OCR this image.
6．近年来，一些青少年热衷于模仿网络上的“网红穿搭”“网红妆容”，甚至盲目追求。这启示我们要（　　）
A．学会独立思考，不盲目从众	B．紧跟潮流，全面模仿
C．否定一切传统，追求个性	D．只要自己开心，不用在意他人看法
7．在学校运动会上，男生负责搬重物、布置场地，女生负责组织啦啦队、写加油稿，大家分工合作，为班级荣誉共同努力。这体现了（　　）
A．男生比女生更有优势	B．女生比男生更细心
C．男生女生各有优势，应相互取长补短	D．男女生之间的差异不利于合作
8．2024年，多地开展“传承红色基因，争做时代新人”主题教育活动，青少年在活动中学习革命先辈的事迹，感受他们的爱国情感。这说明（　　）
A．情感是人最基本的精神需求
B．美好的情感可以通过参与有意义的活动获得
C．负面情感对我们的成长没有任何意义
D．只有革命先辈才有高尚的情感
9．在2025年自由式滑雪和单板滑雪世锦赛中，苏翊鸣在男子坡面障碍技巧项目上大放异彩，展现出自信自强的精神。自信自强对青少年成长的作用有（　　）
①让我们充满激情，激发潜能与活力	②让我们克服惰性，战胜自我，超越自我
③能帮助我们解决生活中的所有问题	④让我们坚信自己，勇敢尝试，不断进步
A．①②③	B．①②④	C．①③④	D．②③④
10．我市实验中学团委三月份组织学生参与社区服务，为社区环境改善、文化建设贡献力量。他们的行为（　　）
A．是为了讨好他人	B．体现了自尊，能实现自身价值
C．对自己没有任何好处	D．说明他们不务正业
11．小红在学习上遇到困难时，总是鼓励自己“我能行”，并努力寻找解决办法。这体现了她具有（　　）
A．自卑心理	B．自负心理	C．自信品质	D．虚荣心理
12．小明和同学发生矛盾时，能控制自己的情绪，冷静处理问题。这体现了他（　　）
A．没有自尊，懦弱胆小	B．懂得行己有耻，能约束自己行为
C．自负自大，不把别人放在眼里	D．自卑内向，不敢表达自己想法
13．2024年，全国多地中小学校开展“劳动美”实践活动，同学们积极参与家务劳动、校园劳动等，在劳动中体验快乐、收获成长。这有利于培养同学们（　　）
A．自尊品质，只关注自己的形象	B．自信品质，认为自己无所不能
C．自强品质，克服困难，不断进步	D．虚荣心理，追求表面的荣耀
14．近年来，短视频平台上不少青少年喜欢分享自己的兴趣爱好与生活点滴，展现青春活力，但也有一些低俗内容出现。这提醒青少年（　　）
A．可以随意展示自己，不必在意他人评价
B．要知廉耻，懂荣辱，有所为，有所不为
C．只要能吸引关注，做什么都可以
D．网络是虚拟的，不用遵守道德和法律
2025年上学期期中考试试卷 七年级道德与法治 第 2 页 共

# Requirements
Read the lines above. Gather those in which the string "自信品质" is found.

# The reply
A．自卑心理	B．自负心理	C．自信品质	D．虚荣心理
A．自尊品质，只关注自己的形象	B．自信品质，认为自己无所不能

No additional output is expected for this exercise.